• _Problem statement_
Copy the entries below exactly. Images do not belong in the copy.

• _Record set_

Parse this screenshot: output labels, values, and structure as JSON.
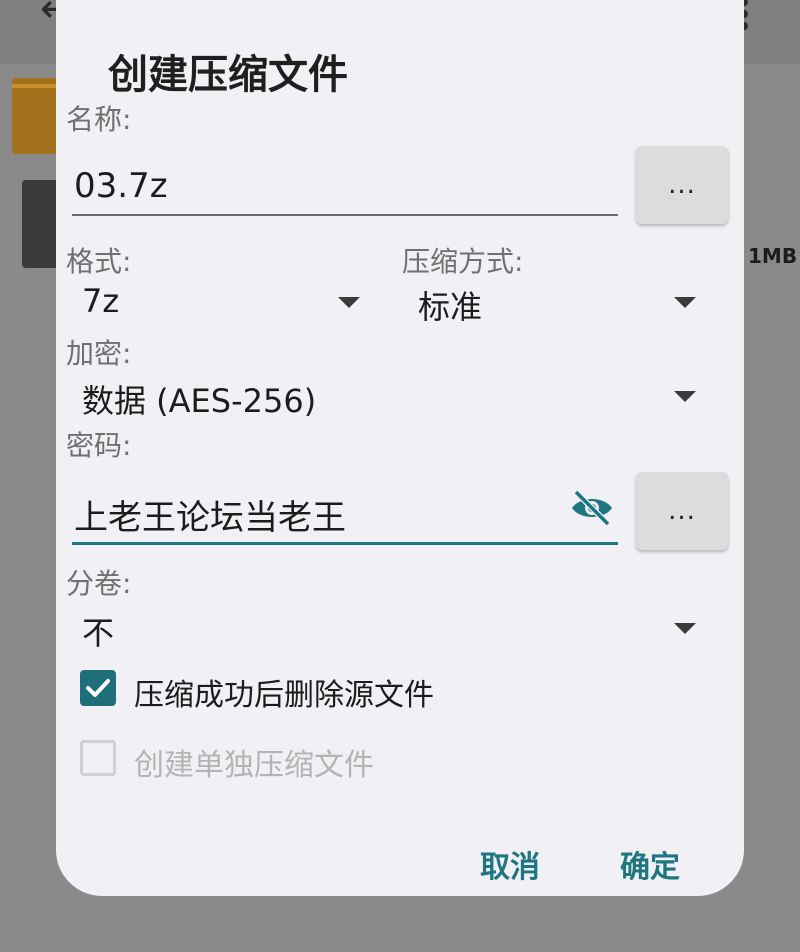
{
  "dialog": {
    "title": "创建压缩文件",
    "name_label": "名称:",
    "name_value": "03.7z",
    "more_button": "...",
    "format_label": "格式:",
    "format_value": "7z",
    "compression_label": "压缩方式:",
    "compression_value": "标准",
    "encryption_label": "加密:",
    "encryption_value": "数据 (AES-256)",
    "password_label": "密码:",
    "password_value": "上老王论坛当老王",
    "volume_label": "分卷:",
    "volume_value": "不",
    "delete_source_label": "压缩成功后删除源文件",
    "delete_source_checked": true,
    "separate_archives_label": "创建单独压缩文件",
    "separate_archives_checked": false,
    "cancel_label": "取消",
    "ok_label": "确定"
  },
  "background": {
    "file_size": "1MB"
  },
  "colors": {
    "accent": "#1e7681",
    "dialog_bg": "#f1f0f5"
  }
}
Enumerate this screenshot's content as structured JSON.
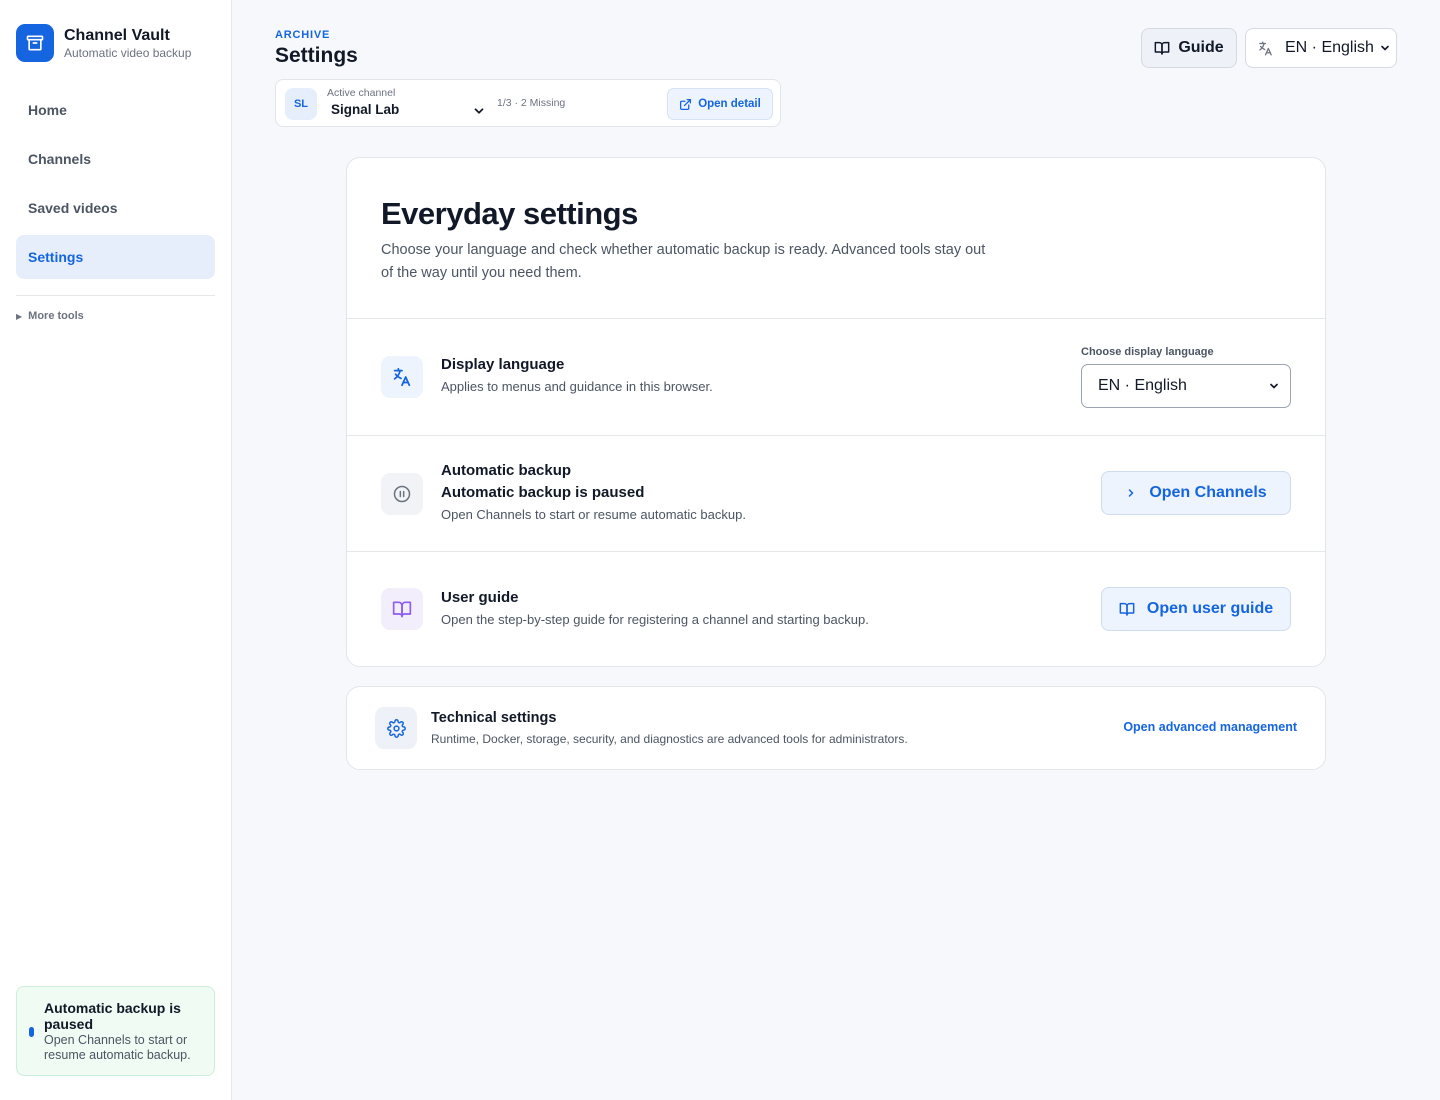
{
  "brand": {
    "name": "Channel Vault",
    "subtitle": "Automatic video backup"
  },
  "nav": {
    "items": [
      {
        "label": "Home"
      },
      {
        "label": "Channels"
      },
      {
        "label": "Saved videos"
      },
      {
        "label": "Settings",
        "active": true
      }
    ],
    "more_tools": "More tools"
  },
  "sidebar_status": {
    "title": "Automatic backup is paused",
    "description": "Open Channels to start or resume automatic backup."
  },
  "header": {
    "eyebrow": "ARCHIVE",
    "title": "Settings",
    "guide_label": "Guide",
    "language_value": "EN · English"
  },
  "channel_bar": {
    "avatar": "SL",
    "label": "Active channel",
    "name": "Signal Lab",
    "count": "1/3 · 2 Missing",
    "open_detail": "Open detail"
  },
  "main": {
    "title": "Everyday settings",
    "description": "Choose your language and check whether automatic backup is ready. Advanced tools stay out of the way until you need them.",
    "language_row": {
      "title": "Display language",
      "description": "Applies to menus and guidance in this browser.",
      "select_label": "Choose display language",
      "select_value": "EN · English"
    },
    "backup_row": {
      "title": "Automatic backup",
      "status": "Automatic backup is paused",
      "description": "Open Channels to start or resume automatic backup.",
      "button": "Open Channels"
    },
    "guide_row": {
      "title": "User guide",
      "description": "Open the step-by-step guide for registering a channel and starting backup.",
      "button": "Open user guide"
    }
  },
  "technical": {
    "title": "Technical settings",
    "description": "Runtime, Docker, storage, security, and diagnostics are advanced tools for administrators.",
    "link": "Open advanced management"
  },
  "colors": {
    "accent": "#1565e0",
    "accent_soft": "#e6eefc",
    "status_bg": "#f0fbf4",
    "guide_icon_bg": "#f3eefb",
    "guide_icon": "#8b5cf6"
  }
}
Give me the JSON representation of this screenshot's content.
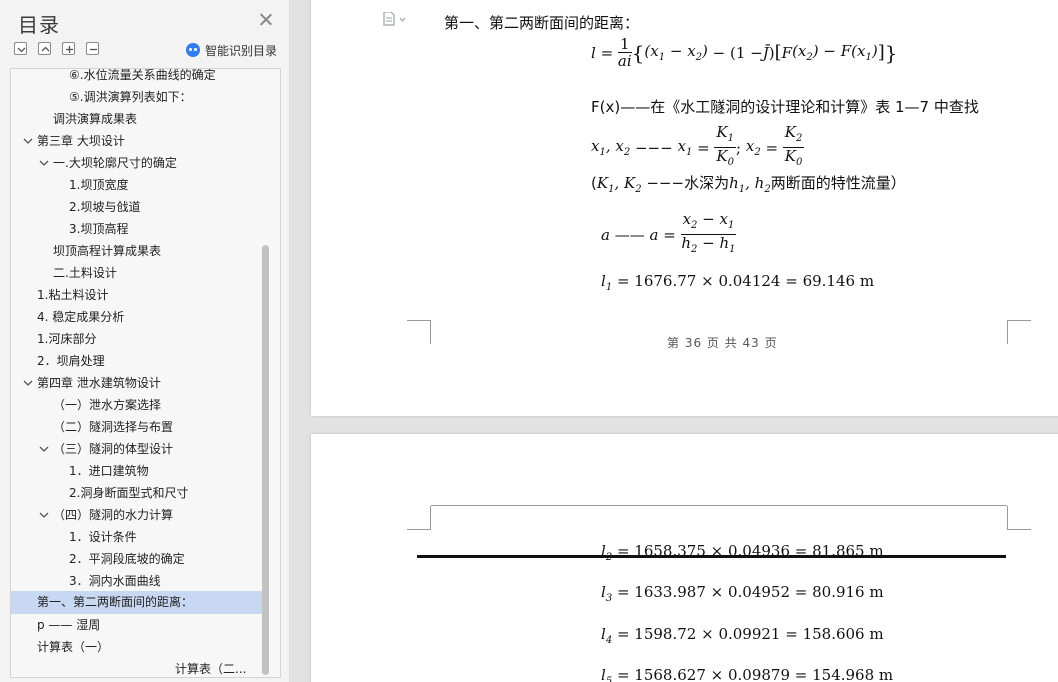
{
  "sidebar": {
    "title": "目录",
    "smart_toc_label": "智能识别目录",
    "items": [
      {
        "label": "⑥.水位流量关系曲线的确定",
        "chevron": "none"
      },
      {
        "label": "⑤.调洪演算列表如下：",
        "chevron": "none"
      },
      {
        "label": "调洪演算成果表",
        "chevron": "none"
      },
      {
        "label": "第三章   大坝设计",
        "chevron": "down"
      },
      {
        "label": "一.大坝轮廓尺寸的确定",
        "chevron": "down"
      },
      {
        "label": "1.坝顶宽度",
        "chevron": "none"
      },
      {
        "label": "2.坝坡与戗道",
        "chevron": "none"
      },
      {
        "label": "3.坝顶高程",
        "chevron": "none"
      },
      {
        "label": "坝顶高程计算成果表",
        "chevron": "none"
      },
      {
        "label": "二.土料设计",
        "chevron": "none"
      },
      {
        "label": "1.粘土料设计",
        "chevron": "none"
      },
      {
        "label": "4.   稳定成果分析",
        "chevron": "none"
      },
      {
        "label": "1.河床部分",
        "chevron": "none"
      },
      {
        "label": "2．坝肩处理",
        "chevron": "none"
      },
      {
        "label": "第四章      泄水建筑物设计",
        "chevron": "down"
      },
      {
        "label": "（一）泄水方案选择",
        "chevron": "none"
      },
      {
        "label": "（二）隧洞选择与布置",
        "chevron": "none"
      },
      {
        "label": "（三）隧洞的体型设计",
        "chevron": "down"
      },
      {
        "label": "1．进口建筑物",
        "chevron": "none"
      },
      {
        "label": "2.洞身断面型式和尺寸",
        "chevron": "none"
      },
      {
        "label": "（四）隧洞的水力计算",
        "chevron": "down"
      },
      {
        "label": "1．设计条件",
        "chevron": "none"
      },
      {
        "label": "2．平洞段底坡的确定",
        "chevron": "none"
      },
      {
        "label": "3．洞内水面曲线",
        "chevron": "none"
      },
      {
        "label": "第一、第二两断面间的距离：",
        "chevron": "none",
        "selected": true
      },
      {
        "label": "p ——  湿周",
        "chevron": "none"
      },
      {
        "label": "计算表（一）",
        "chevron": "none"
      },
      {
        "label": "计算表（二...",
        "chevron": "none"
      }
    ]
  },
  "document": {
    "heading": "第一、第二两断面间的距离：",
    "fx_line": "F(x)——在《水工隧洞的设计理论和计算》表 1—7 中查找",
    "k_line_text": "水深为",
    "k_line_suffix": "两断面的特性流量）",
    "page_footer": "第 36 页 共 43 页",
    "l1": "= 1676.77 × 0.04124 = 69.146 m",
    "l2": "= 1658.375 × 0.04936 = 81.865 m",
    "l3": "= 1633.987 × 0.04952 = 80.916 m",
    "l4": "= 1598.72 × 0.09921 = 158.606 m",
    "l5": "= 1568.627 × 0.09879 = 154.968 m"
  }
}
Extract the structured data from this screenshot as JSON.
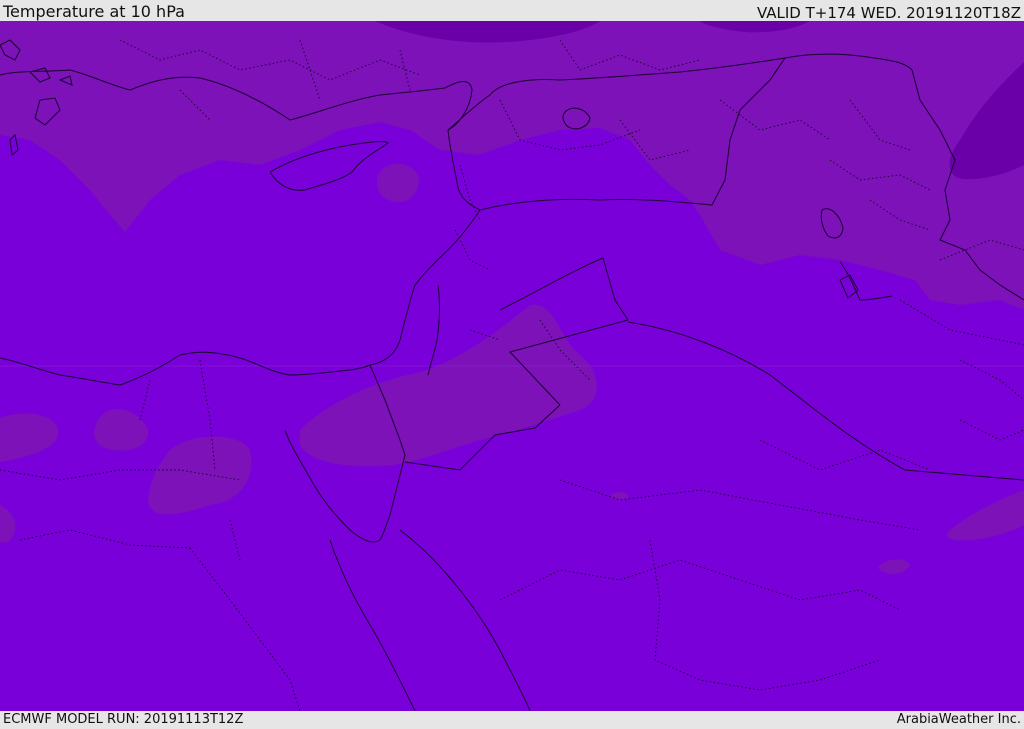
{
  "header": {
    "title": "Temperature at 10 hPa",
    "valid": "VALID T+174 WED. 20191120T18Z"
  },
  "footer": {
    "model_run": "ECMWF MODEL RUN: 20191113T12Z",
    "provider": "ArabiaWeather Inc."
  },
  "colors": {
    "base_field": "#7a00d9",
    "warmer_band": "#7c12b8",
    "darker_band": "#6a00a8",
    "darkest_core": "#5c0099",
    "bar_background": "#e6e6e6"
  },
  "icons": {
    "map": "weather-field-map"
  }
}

• _Exercise response_
Parse this screenshot: output labels, values, and structure as JSON.
{
  "dialog": {
    "title": "创建压缩文件",
    "name_label": "名称:",
    "name_value": "03.7z",
    "more_button": "...",
    "format_label": "格式:",
    "format_value": "7z",
    "compression_label": "压缩方式:",
    "compression_value": "标准",
    "encryption_label": "加密:",
    "encryption_value": "数据 (AES-256)",
    "password_label": "密码:",
    "password_value": "上老王论坛当老王",
    "volume_label": "分卷:",
    "volume_value": "不",
    "delete_source_label": "压缩成功后删除源文件",
    "delete_source_checked": true,
    "separate_archives_label": "创建单独压缩文件",
    "separate_archives_checked": false,
    "cancel_label": "取消",
    "ok_label": "确定"
  },
  "background": {
    "file_size": "1MB"
  },
  "colors": {
    "accent": "#1e7681",
    "dialog_bg": "#f1f0f5"
  }
}
Enumerate this screenshot's content as structured JSON.
{
  "brand": {
    "name": "Channel Vault",
    "subtitle": "Automatic video backup"
  },
  "nav": {
    "items": [
      {
        "label": "Home"
      },
      {
        "label": "Channels"
      },
      {
        "label": "Saved videos"
      },
      {
        "label": "Settings",
        "active": true
      }
    ],
    "more_tools": "More tools"
  },
  "sidebar_status": {
    "title": "Automatic backup is paused",
    "description": "Open Channels to start or resume automatic backup."
  },
  "header": {
    "eyebrow": "ARCHIVE",
    "title": "Settings",
    "guide_label": "Guide",
    "language_value": "EN · English"
  },
  "channel_bar": {
    "avatar": "SL",
    "label": "Active channel",
    "name": "Signal Lab",
    "count": "1/3 · 2 Missing",
    "open_detail": "Open detail"
  },
  "main": {
    "title": "Everyday settings",
    "description": "Choose your language and check whether automatic backup is ready. Advanced tools stay out of the way until you need them.",
    "language_row": {
      "title": "Display language",
      "description": "Applies to menus and guidance in this browser.",
      "select_label": "Choose display language",
      "select_value": "EN · English"
    },
    "backup_row": {
      "title": "Automatic backup",
      "status": "Automatic backup is paused",
      "description": "Open Channels to start or resume automatic backup.",
      "button": "Open Channels"
    },
    "guide_row": {
      "title": "User guide",
      "description": "Open the step-by-step guide for registering a channel and starting backup.",
      "button": "Open user guide"
    }
  },
  "technical": {
    "title": "Technical settings",
    "description": "Runtime, Docker, storage, security, and diagnostics are advanced tools for administrators.",
    "link": "Open advanced management"
  },
  "colors": {
    "accent": "#1565e0",
    "accent_soft": "#e6eefc",
    "status_bg": "#f0fbf4",
    "guide_icon_bg": "#f3eefb",
    "guide_icon": "#8b5cf6"
  }
}
Give me the JSON representation of this screenshot's content.
{
  "sidebar": {
    "title": "目录",
    "smart_toc_label": "智能识别目录",
    "items": [
      {
        "label": "⑥.水位流量关系曲线的确定",
        "chevron": "none"
      },
      {
        "label": "⑤.调洪演算列表如下：",
        "chevron": "none"
      },
      {
        "label": "调洪演算成果表",
        "chevron": "none"
      },
      {
        "label": "第三章   大坝设计",
        "chevron": "down"
      },
      {
        "label": "一.大坝轮廓尺寸的确定",
        "chevron": "down"
      },
      {
        "label": "1.坝顶宽度",
        "chevron": "none"
      },
      {
        "label": "2.坝坡与戗道",
        "chevron": "none"
      },
      {
        "label": "3.坝顶高程",
        "chevron": "none"
      },
      {
        "label": "坝顶高程计算成果表",
        "chevron": "none"
      },
      {
        "label": "二.土料设计",
        "chevron": "none"
      },
      {
        "label": "1.粘土料设计",
        "chevron": "none"
      },
      {
        "label": "4.   稳定成果分析",
        "chevron": "none"
      },
      {
        "label": "1.河床部分",
        "chevron": "none"
      },
      {
        "label": "2．坝肩处理",
        "chevron": "none"
      },
      {
        "label": "第四章      泄水建筑物设计",
        "chevron": "down"
      },
      {
        "label": "（一）泄水方案选择",
        "chevron": "none"
      },
      {
        "label": "（二）隧洞选择与布置",
        "chevron": "none"
      },
      {
        "label": "（三）隧洞的体型设计",
        "chevron": "down"
      },
      {
        "label": "1．进口建筑物",
        "chevron": "none"
      },
      {
        "label": "2.洞身断面型式和尺寸",
        "chevron": "none"
      },
      {
        "label": "（四）隧洞的水力计算",
        "chevron": "down"
      },
      {
        "label": "1．设计条件",
        "chevron": "none"
      },
      {
        "label": "2．平洞段底坡的确定",
        "chevron": "none"
      },
      {
        "label": "3．洞内水面曲线",
        "chevron": "none"
      },
      {
        "label": "第一、第二两断面间的距离：",
        "chevron": "none",
        "selected": true
      },
      {
        "label": "p ——  湿周",
        "chevron": "none"
      },
      {
        "label": "计算表（一）",
        "chevron": "none"
      },
      {
        "label": "计算表（二...",
        "chevron": "none"
      }
    ]
  },
  "document": {
    "heading": "第一、第二两断面间的距离：",
    "fx_line": "F(x)——在《水工隧洞的设计理论和计算》表 1—7 中查找",
    "k_line_text": "水深为",
    "k_line_suffix": "两断面的特性流量）",
    "page_footer": "第 36 页 共 43 页",
    "l1": "= 1676.77 × 0.04124 = 69.146 m",
    "l2": "= 1658.375 × 0.04936 = 81.865 m",
    "l3": "= 1633.987 × 0.04952 = 80.916 m",
    "l4": "= 1598.72 × 0.09921 = 158.606 m",
    "l5": "= 1568.627 × 0.09879 = 154.968 m"
  }
}
Extract the structured data from this screenshot as JSON.
{
  "header": {
    "title": "Temperature at 10 hPa",
    "valid": "VALID T+174 WED. 20191120T18Z"
  },
  "footer": {
    "model_run": "ECMWF MODEL RUN: 20191113T12Z",
    "provider": "ArabiaWeather Inc."
  },
  "colors": {
    "base_field": "#7a00d9",
    "warmer_band": "#7c12b8",
    "darker_band": "#6a00a8",
    "darkest_core": "#5c0099",
    "bar_background": "#e6e6e6"
  },
  "icons": {
    "map": "weather-field-map"
  }
}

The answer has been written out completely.